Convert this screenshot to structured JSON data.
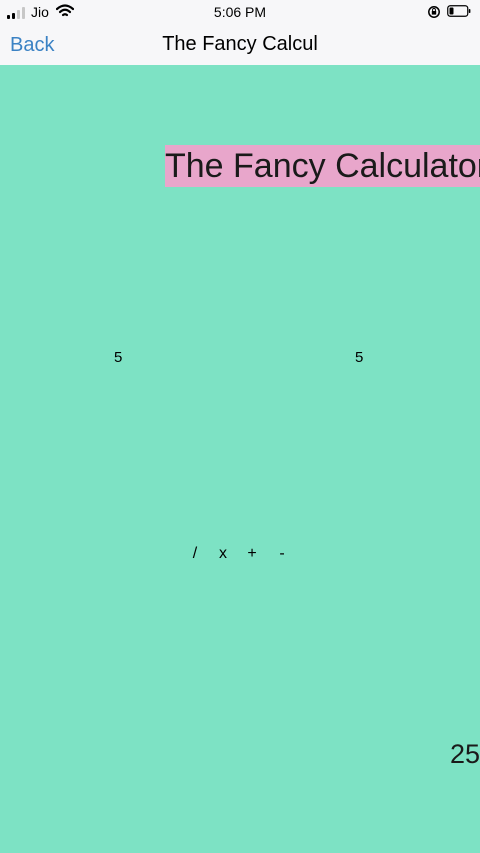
{
  "status_bar": {
    "carrier": "Jio",
    "time": "5:06 PM",
    "icons": [
      "signal-icon",
      "wifi-icon",
      "orientation-lock-icon",
      "battery-icon"
    ]
  },
  "nav_bar": {
    "back_label": "Back",
    "title": "The Fancy Calcul",
    "accent_color": "#3b82c4"
  },
  "main": {
    "title": "The Fancy Calculator",
    "title_background": "#e8a6cb",
    "background": "#7de2c4",
    "operand_1": "5",
    "operand_2": "5",
    "operators": [
      "/",
      "x",
      "+",
      "-"
    ],
    "result": "25"
  }
}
++++++
» DESCRIPTION OF THE TASK: Copy the entries exactly. Leave out the images.

» CORRECT OUTPUT:
Convert this screenshot to structured JSON data.
{
  "status_bar": {
    "carrier": "Jio",
    "time": "5:06 PM",
    "icons": [
      "signal-icon",
      "wifi-icon",
      "orientation-lock-icon",
      "battery-icon"
    ]
  },
  "nav_bar": {
    "back_label": "Back",
    "title": "The Fancy Calcul",
    "accent_color": "#3b82c4"
  },
  "main": {
    "title": "The Fancy Calculator",
    "title_background": "#e8a6cb",
    "background": "#7de2c4",
    "operand_1": "5",
    "operand_2": "5",
    "operators": [
      "/",
      "x",
      "+",
      "-"
    ],
    "result": "25"
  }
}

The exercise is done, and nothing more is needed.